- SHORT PROBLEM -
Pick out the lines below with "background" and list them.

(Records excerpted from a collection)
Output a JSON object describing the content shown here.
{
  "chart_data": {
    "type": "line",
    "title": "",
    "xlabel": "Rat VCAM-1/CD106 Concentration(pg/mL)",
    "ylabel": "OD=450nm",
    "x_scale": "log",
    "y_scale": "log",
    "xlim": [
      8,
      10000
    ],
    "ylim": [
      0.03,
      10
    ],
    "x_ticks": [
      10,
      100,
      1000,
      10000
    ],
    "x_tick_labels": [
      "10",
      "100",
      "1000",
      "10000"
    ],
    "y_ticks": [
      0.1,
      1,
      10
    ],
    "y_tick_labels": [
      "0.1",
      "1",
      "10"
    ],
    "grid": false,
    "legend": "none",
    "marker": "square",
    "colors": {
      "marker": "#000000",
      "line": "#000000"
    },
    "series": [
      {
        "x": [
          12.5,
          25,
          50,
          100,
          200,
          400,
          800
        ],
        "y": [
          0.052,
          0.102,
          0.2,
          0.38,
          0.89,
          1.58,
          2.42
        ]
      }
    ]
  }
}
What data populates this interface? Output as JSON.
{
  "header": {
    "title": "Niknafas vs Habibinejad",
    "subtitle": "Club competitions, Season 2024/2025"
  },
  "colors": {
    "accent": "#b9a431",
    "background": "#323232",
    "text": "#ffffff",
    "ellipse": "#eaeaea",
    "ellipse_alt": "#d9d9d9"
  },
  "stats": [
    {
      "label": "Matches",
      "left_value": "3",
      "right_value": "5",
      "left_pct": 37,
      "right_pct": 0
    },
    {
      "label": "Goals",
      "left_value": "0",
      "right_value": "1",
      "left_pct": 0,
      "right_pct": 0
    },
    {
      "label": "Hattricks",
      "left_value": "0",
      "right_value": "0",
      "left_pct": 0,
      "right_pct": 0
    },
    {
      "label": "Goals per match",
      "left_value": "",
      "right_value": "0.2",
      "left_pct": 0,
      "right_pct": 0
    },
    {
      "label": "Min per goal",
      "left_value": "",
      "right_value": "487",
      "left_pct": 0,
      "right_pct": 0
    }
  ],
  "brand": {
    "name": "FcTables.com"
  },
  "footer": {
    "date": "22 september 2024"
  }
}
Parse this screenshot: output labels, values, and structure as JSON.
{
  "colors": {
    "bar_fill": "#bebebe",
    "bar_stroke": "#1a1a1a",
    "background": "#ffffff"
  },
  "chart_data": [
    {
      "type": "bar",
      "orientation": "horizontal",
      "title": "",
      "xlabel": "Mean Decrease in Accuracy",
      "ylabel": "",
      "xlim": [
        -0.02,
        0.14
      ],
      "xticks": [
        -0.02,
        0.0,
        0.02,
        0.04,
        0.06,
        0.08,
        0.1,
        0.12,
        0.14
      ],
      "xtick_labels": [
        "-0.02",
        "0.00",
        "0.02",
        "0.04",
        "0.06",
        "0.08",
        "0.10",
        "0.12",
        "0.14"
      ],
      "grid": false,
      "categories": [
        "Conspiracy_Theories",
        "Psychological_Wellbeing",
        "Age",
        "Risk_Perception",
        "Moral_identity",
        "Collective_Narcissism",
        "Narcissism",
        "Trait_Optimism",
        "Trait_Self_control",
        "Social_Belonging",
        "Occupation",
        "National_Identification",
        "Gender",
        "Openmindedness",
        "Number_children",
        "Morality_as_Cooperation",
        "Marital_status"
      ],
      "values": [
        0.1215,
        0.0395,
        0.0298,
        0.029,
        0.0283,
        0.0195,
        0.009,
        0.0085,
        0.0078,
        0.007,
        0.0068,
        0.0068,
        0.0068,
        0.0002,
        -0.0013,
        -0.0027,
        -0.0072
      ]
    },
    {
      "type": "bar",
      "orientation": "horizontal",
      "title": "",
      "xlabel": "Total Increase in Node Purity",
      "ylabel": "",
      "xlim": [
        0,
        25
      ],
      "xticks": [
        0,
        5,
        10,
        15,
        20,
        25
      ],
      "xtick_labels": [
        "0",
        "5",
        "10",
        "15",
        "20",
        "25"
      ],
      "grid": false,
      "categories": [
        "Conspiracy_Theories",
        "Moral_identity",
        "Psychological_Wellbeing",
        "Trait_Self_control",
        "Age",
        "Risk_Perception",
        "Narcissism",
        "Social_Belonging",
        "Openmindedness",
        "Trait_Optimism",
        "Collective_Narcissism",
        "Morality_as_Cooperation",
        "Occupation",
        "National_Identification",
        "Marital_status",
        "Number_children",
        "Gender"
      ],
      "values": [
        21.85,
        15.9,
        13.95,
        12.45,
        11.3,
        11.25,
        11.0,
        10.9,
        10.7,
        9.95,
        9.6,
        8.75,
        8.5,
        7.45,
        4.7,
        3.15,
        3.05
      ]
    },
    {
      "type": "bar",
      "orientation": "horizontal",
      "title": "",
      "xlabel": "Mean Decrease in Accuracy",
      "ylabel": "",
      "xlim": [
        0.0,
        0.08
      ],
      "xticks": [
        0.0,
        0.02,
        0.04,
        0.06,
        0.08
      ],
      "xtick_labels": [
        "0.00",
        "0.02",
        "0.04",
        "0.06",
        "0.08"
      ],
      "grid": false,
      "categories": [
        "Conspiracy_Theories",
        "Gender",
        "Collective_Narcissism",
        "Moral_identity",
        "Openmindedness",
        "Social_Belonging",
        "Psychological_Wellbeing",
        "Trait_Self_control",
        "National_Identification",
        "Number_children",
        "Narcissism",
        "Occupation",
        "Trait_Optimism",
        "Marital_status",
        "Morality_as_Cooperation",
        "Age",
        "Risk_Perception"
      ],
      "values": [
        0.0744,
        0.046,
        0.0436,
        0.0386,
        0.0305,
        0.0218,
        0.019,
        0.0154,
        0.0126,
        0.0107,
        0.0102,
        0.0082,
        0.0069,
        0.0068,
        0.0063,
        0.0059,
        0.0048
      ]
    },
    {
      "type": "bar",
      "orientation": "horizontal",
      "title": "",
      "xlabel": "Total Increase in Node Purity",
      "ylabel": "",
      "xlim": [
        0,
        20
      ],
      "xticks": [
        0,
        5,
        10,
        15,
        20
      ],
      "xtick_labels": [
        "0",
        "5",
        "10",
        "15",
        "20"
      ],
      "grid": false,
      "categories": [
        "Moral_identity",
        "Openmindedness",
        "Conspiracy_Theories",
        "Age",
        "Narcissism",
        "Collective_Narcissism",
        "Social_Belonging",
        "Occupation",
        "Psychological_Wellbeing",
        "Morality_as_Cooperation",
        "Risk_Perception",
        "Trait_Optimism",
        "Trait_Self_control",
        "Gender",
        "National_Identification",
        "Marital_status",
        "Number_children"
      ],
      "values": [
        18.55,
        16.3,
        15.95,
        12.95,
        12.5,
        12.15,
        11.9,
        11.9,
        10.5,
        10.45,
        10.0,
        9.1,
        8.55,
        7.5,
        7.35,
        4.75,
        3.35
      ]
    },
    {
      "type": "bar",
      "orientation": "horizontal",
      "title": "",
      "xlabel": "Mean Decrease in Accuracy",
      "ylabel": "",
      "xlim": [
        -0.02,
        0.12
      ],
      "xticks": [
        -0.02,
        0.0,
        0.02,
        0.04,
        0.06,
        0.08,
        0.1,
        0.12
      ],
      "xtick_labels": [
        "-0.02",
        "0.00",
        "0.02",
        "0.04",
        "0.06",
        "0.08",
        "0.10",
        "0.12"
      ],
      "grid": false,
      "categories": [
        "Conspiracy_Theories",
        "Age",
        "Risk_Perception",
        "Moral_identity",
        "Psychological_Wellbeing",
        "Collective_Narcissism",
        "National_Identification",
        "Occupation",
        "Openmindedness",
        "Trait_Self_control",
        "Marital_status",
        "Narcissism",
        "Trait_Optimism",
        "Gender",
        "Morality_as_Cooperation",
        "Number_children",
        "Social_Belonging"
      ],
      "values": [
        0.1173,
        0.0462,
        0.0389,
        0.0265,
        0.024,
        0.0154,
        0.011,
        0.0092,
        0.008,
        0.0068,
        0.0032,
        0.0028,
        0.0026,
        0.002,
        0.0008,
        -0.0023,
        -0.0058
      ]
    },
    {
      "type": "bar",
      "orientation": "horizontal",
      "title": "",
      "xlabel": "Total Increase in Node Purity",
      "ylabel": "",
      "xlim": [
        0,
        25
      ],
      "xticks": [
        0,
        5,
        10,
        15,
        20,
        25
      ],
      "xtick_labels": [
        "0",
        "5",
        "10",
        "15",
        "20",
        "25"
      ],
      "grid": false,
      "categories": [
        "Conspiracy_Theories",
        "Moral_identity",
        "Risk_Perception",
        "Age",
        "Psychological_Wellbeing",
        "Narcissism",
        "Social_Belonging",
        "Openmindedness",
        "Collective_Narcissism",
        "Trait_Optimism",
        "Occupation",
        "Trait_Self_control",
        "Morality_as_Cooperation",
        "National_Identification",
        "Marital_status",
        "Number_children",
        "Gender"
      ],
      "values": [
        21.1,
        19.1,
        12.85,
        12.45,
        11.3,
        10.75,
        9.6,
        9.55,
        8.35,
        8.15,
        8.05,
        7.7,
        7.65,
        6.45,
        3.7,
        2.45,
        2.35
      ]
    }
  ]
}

- THE COMPLETED TASK -
    "background": "#323232",
    "background": "#ffffff"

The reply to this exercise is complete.